======== Available data
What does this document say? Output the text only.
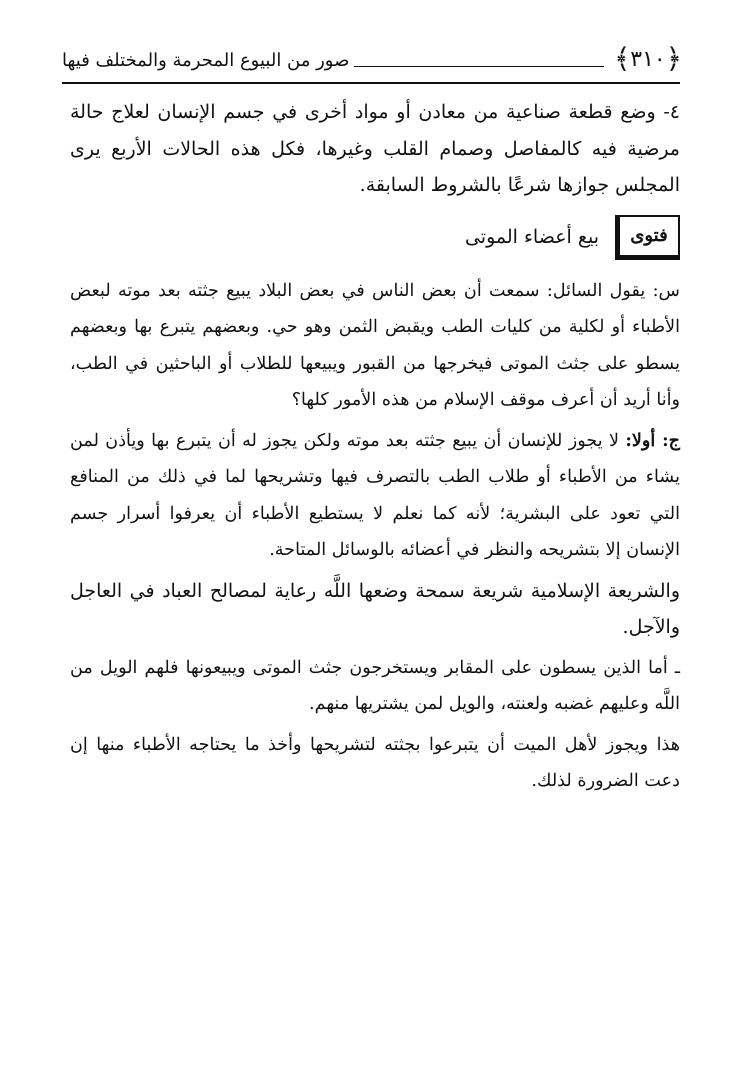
﴿
٣١٠
﴾
صور من البيوع المحرمة والمختلف فيها

٤- وضع قطعة صناعية من معادن أو مواد أخرى في جسم الإنسان لعلاج حالة مرضية فيه كالمفاصل وصمام القلب وغيرها، فكل هذه الحالات الأربع يرى المجلس جوازها شرعًا بالشروط السابقة.

فتوى
بيع أعضاء الموتى

س: يقول السائل: سمعت أن بعض الناس في بعض البلاد يبيع جثته بعد موته لبعض الأطباء أو لكلية من كليات الطب ويقبض الثمن وهو حي. وبعضهم يتبرع بها وبعضهم يسطو على جثث الموتى فيخرجها من القبور ويبيعها للطلاب أو الباحثين في الطب، وأنا أريد أن أعرف موقف الإسلام من هذه الأمور كلها؟

ج: أولا: لا يجوز للإنسان أن يبيع جثته بعد موته ولكن يجوز له أن يتبرع بها ويأذن لمن يشاء من الأطباء أو طلاب الطب بالتصرف فيها وتشريحها لما في ذلك من المنافع التي تعود على البشرية؛ لأنه كما نعلم لا يستطيع الأطباء أن يعرفوا أسرار جسم الإنسان إلا بتشريحه والنظر في أعضائه بالوسائل المتاحة.

والشريعة الإسلامية شريعة سمحة وضعها اللَّه رعاية لمصالح العباد في العاجل والآجل.

ـ أما الذين يسطون على المقابر ويستخرجون جثث الموتى ويبيعونها فلهم الويل من اللَّه وعليهم غضبه ولعنته، والويل لمن يشتريها منهم.

هذا ويجوز لأهل الميت أن يتبرعوا بجثته لتشريحها وأخذ ما يحتاجه الأطباء منها إن دعت الضرورة لذلك.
================
Goal - From the entries above, copy every line that holds the word "فيها".

Right answer -
صور من البيوع المحرمة والمختلف فيها
ج: أولا: لا يجوز للإنسان أن يبيع جثته بعد موته ولكن يجوز له أن يتبرع بها ويأذن لمن يشاء من الأطباء أو طلاب الطب بالتصرف فيها وتشريحها لما في ذلك من المنافع التي تعود على البشرية؛ لأنه كما نعلم لا يستطيع الأطباء أن يعرفوا أسرار جسم الإنسان إلا بتشريحه والنظر في أعضائه بالوسائل المتاحة.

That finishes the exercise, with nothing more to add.